---------- Source records ----------

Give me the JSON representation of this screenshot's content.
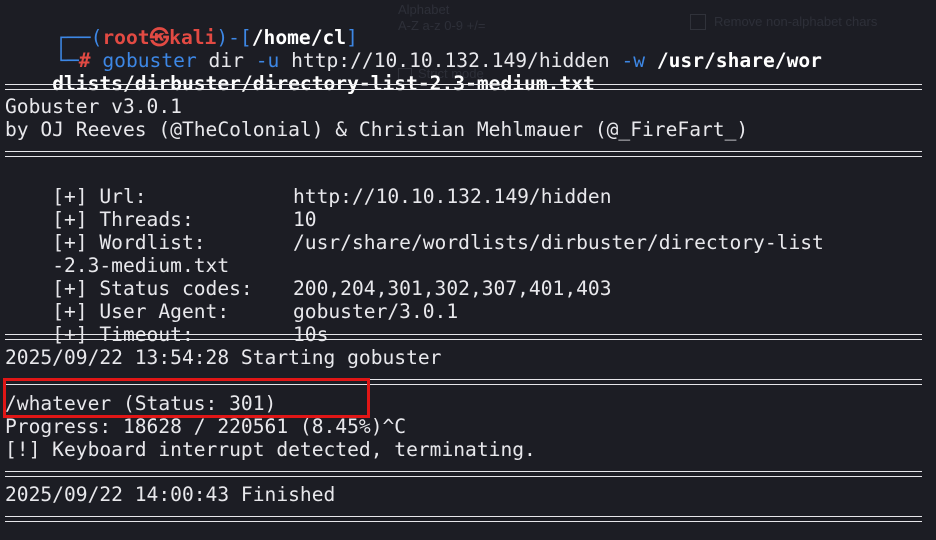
{
  "prompt": {
    "corner_top": "┌──(",
    "user": "root",
    "at_symbol": "㉿",
    "host": "kali",
    "close_bracket": ")-[",
    "path": "/home/cl",
    "end_bracket": "]",
    "corner_bottom": "└─",
    "hash": "#"
  },
  "command": {
    "program": "gobuster",
    "args_1": " dir ",
    "flag_u": "-u",
    "url": " http://10.10.132.149/hidden ",
    "flag_w": "-w",
    "wordlist_part1": " /usr/share/wor",
    "wordlist_part2": "dlists/dirbuster/directory-list-2.3-medium.txt"
  },
  "banner": {
    "version": "Gobuster v3.0.1",
    "authors": "by OJ Reeves (@TheColonial) & Christian Mehlmauer (@_FireFart_)"
  },
  "settings": [
    {
      "label": "[+] Url:",
      "value": "http://10.10.132.149/hidden"
    },
    {
      "label": "[+] Threads:",
      "value": "10"
    },
    {
      "label": "[+] Wordlist:",
      "value": "/usr/share/wordlists/dirbuster/directory-list"
    },
    {
      "label": "",
      "value": "-2.3-medium.txt"
    },
    {
      "label": "[+] Status codes:",
      "value": "200,204,301,302,307,401,403"
    },
    {
      "label": "[+] User Agent:",
      "value": "gobuster/3.0.1"
    },
    {
      "label": "[+] Timeout:",
      "value": "10s"
    }
  ],
  "start_line": "2025/09/22 13:54:28 Starting gobuster",
  "result_line": "/whatever (Status: 301)",
  "progress_line": "Progress: 18628 / 220561 (8.45%)^C",
  "interrupt_line": "[!] Keyboard interrupt detected, terminating.",
  "finish_line": "2025/09/22 14:00:43 Finished",
  "background_ghost": {
    "text_a": "Alphabet",
    "text_b": "A-Z a-z 0-9 +/=",
    "text_c": "Remove non-alphabet chars",
    "text_d": "Strict mode"
  },
  "colors": {
    "background": "#1c1d24",
    "prompt_blue": "#3d87e5",
    "prompt_red": "#e24a43",
    "highlight_red": "#e01616"
  }
}
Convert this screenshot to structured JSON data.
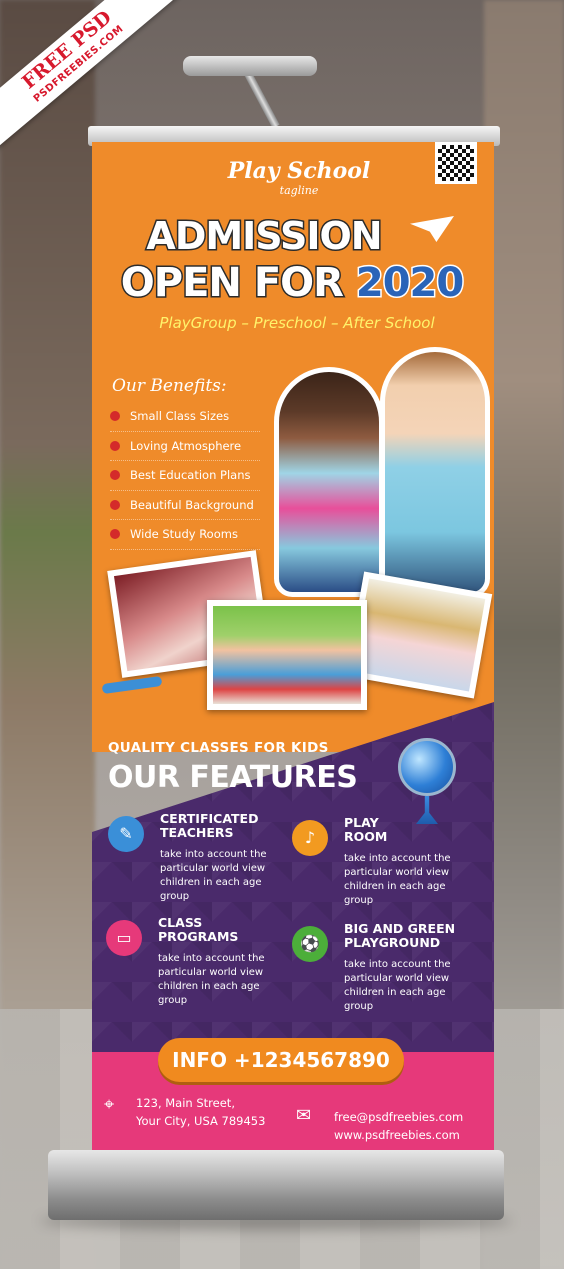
{
  "badge": {
    "title": "FREE PSD",
    "subtitle": "PSDFREEBIES.COM"
  },
  "brand": {
    "name": "Play School",
    "tagline": "tagline"
  },
  "headline": {
    "line1": "ADMISSION",
    "line2_a": "OPEN FOR",
    "line2_b": "2020"
  },
  "programs": "PlayGroup  –  Preschool  –  After School",
  "benefits": {
    "title": "Our Benefits:",
    "items": [
      "Small Class Sizes",
      "Loving Atmosphere",
      "Best Education Plans",
      "Beautiful Background",
      "Wide Study Rooms"
    ]
  },
  "features": {
    "kicker": "QUALITY CLASSES FOR KIDS",
    "title": "OUR FEATURES",
    "items": [
      {
        "title": "CERTIFICATED\nTEACHERS",
        "desc": "take into account the particular world view children in each age group",
        "icon": "pencil-icon",
        "color": "#3a8fd8"
      },
      {
        "title": "PLAY\nROOM",
        "desc": "take into account the particular world view children in each age group",
        "icon": "drum-icon",
        "color": "#f29a20"
      },
      {
        "title": "CLASS\nPROGRAMS",
        "desc": "take into account the particular world view children in each age group",
        "icon": "laptop-icon",
        "color": "#e6397a"
      },
      {
        "title": "BIG AND GREEN\nPLAYGROUND",
        "desc": "take into account the particular world view children in each age group",
        "icon": "ball-icon",
        "color": "#4cae3a"
      }
    ]
  },
  "info": "INFO +1234567890",
  "contact": {
    "address_line1": "123, Main Street,",
    "address_line2": "Your City, USA 789453",
    "email": "free@psdfreebies.com",
    "website": "www.psdfreebies.com"
  },
  "colors": {
    "orange": "#ef8b2a",
    "purple": "#4a2a6b",
    "pink": "#e6397a",
    "accent_yellow": "#fff36b",
    "badge_red": "#d7192d"
  }
}
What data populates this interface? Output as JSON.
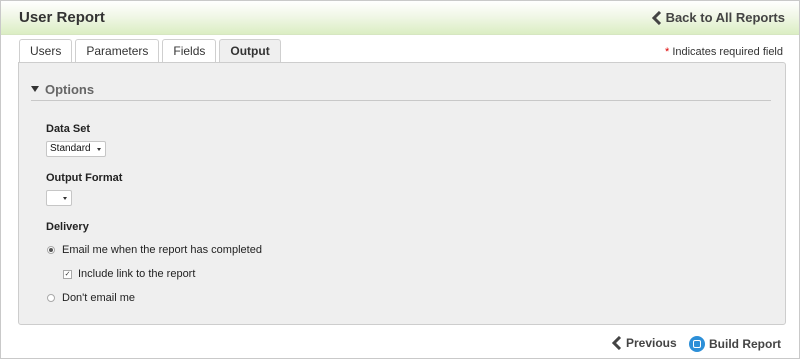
{
  "header": {
    "title": "User Report",
    "back_label": "Back to All Reports"
  },
  "tabs": [
    {
      "label": "Users"
    },
    {
      "label": "Parameters"
    },
    {
      "label": "Fields"
    },
    {
      "label": "Output",
      "active": true
    }
  ],
  "required_note": {
    "star": "*",
    "text": " Indicates required field"
  },
  "options": {
    "section_title": "Options",
    "data_set": {
      "label": "Data Set",
      "selected": "Standard"
    },
    "output_format": {
      "label": "Output Format",
      "selected": ""
    },
    "delivery": {
      "label": "Delivery",
      "email_option": "Email me when the report has completed",
      "include_link": "Include link to the report",
      "no_email_option": "Don't email me",
      "email_selected": true,
      "include_link_checked": true
    }
  },
  "footer": {
    "previous_label": "Previous",
    "build_label": "Build Report"
  },
  "colors": {
    "header_gradient_end": "#dbeec3",
    "required_star": "#dd0000",
    "build_icon": "#2c8fd8"
  }
}
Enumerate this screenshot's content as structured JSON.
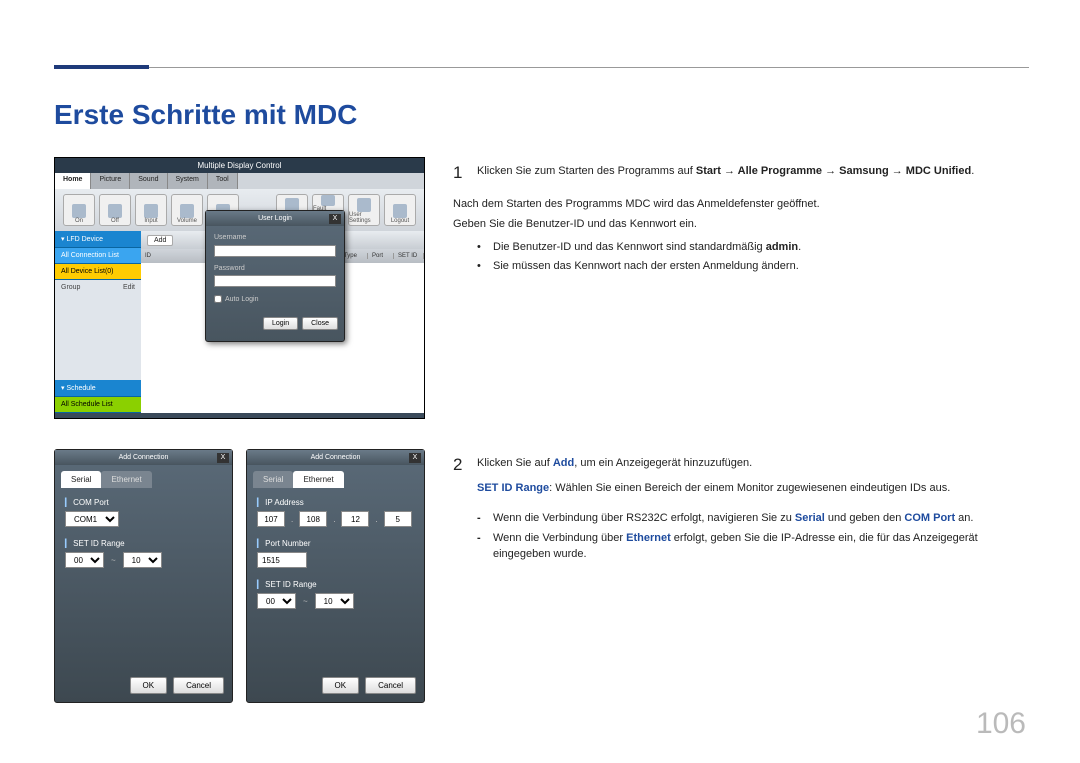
{
  "title": "Erste Schritte mit MDC",
  "page_number": "106",
  "mdc_window": {
    "title": "Multiple Display Control",
    "tabs": [
      "Home",
      "Picture",
      "Sound",
      "System",
      "Tool"
    ],
    "toolbar_right": [
      "Fault Device (0)",
      "Fault Device Alert",
      "User Settings",
      "Logout"
    ],
    "sidebar": {
      "lfd": "▾ LFD Device",
      "conn": "All Connection List",
      "all": "All Device List(0)",
      "group": "Group",
      "edit": "Edit",
      "sched": "▾ Schedule",
      "schedall": "All Schedule List"
    },
    "main_tools": {
      "add": "Add"
    },
    "main_header": [
      "ID",
      "",
      "Connection Type",
      "Port",
      "SET ID"
    ]
  },
  "login_dialog": {
    "title": "User Login",
    "username_label": "Username",
    "password_label": "Password",
    "autologin_label": "Auto Login",
    "login_btn": "Login",
    "close_btn": "Close"
  },
  "addconn_dialog": {
    "title": "Add Connection",
    "tabs": {
      "serial": "Serial",
      "ethernet": "Ethernet"
    },
    "comport_label": "COM Port",
    "comport_value": "COM1",
    "setid_label": "SET ID Range",
    "setid_from": "00",
    "setid_to": "10",
    "ip_label": "IP Address",
    "ip": [
      "107",
      "108",
      "12",
      "5"
    ],
    "port_label": "Port Number",
    "port_value": "1515",
    "ok": "OK",
    "cancel": "Cancel"
  },
  "step1": {
    "num": "1",
    "intro_pre": "Klicken Sie zum Starten des Programms auf ",
    "path1": "Start",
    "arrow": " → ",
    "path2": "Alle Programme",
    "path3": "Samsung",
    "path4": "MDC Unified",
    "period": ".",
    "after1": "Nach dem Starten des Programms MDC wird das Anmeldefenster geöffnet.",
    "after2": "Geben Sie die Benutzer-ID und das Kennwort ein.",
    "bullet1_pre": "Die Benutzer-ID und das Kennwort sind standardmäßig ",
    "bullet1_bold": "admin",
    "bullet1_post": ".",
    "bullet2": "Sie müssen das Kennwort nach der ersten Anmeldung ändern."
  },
  "step2": {
    "num": "2",
    "line1_pre": "Klicken Sie auf ",
    "line1_bold": "Add",
    "line1_post": ", um ein Anzeigegerät hinzuzufügen.",
    "line2_bold": "SET ID Range",
    "line2_post": ": Wählen Sie einen Bereich der einem Monitor zugewiesenen eindeutigen IDs aus.",
    "dash1_pre": "Wenn die Verbindung über RS232C erfolgt, navigieren Sie zu ",
    "dash1_bold1": "Serial",
    "dash1_mid": " und geben den ",
    "dash1_bold2": "COM Port",
    "dash1_post": " an.",
    "dash2_pre": "Wenn die Verbindung über ",
    "dash2_bold": "Ethernet",
    "dash2_post": " erfolgt, geben Sie die IP-Adresse ein, die für das Anzeigegerät eingegeben wurde."
  }
}
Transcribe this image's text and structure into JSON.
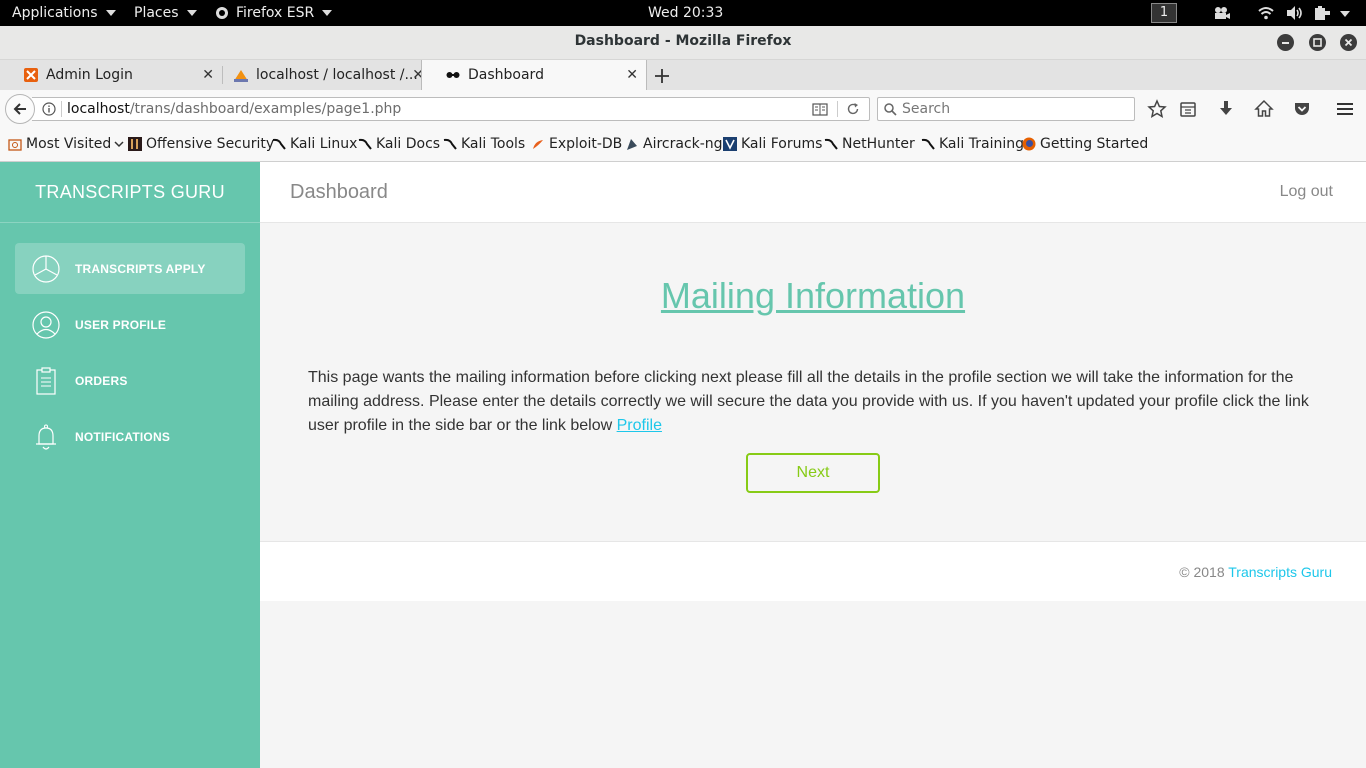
{
  "gnome_bar": {
    "applications": "Applications",
    "places": "Places",
    "firefox_menu": "Firefox ESR",
    "clock": "Wed 20:33",
    "workspace": "1"
  },
  "window": {
    "title": "Dashboard - Mozilla Firefox"
  },
  "tabs": [
    {
      "label": "Admin Login"
    },
    {
      "label": "localhost / localhost /..."
    },
    {
      "label": "Dashboard"
    }
  ],
  "navbar": {
    "url_host": "localhost",
    "url_path": "/trans/dashboard/examples/page1.php",
    "search_placeholder": "Search"
  },
  "bookmarks": [
    {
      "label": "Most Visited"
    },
    {
      "label": "Offensive Security"
    },
    {
      "label": "Kali Linux"
    },
    {
      "label": "Kali Docs"
    },
    {
      "label": "Kali Tools"
    },
    {
      "label": "Exploit-DB"
    },
    {
      "label": "Aircrack-ng"
    },
    {
      "label": "Kali Forums"
    },
    {
      "label": "NetHunter"
    },
    {
      "label": "Kali Training"
    },
    {
      "label": "Getting Started"
    }
  ],
  "sidebar": {
    "brand": "TRANSCRIPTS GURU",
    "items": [
      {
        "label": "TRANSCRIPTS APPLY",
        "icon": "pie-chart-icon",
        "active": true
      },
      {
        "label": "USER PROFILE",
        "icon": "user-icon"
      },
      {
        "label": "ORDERS",
        "icon": "clipboard-icon"
      },
      {
        "label": "NOTIFICATIONS",
        "icon": "bell-icon"
      }
    ]
  },
  "header": {
    "title": "Dashboard",
    "logout": "Log out"
  },
  "main": {
    "heading": "Mailing Information",
    "paragraph": "This page wants the mailing information before clicking next please fill all the details in the profile section we will take the information for the mailing address. Please enter the details correctly we will secure the data you provide with us. If you haven't updated your profile click the link user profile in the side bar or the link below ",
    "profile_link": "Profile",
    "next_button": "Next"
  },
  "footer": {
    "copyright": "© 2018 ",
    "brand_link": "Transcripts Guru"
  },
  "colors": {
    "accent": "#66c6ad",
    "link": "#1dc7ea",
    "success": "#87cb16"
  }
}
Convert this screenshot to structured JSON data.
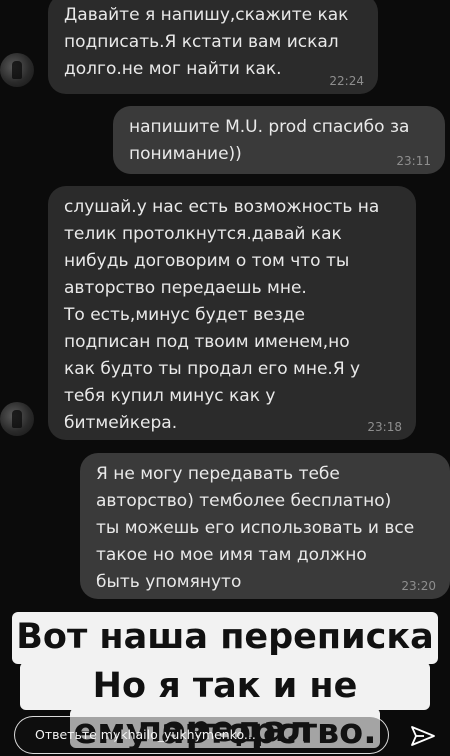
{
  "messages": [
    {
      "text": "Давайте я напишу,скажите как\nподписать.Я кстати вам искал\nдолго.не мог найти как.",
      "time": "22:24"
    },
    {
      "text": "напишите M.U. prod спасибо за\nпонимание))",
      "time": "23:11"
    },
    {
      "text": "слушай.у нас есть возможность на\nтелик протолкнутся.давай как\nнибудь договорим о том что ты\nавторство передаешь мне.\nТо есть,минус будет везде\nподписан под твоим именем,но\nкак будто ты продал его мне.Я у\nтебя купил минус как у\nбитмейкера.",
      "time": "23:18"
    },
    {
      "text": "Я не могу передавать тебе\nавторство) темболее бесплатно)\nты можешь его использовать и все\nтакое но мое имя там должно\nбыть упомянуто",
      "time": "23:20"
    }
  ],
  "caption": {
    "line1": "Вот наша переписка",
    "line2": "Но я так и не передал",
    "line3": "ему авторство."
  },
  "footer": {
    "reply_placeholder": "Ответьте mykhailo_yukhymenko...",
    "send_icon": "send-icon"
  }
}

----------

● Goal:
Track down every line of the material containing the string "Verbindung", and copy it.

● Complete output:
    "dash1_pre": "Wenn die Verbindung über RS232C erfolgt, navigieren Sie zu ",
    "dash2_pre": "Wenn die Verbindung über ",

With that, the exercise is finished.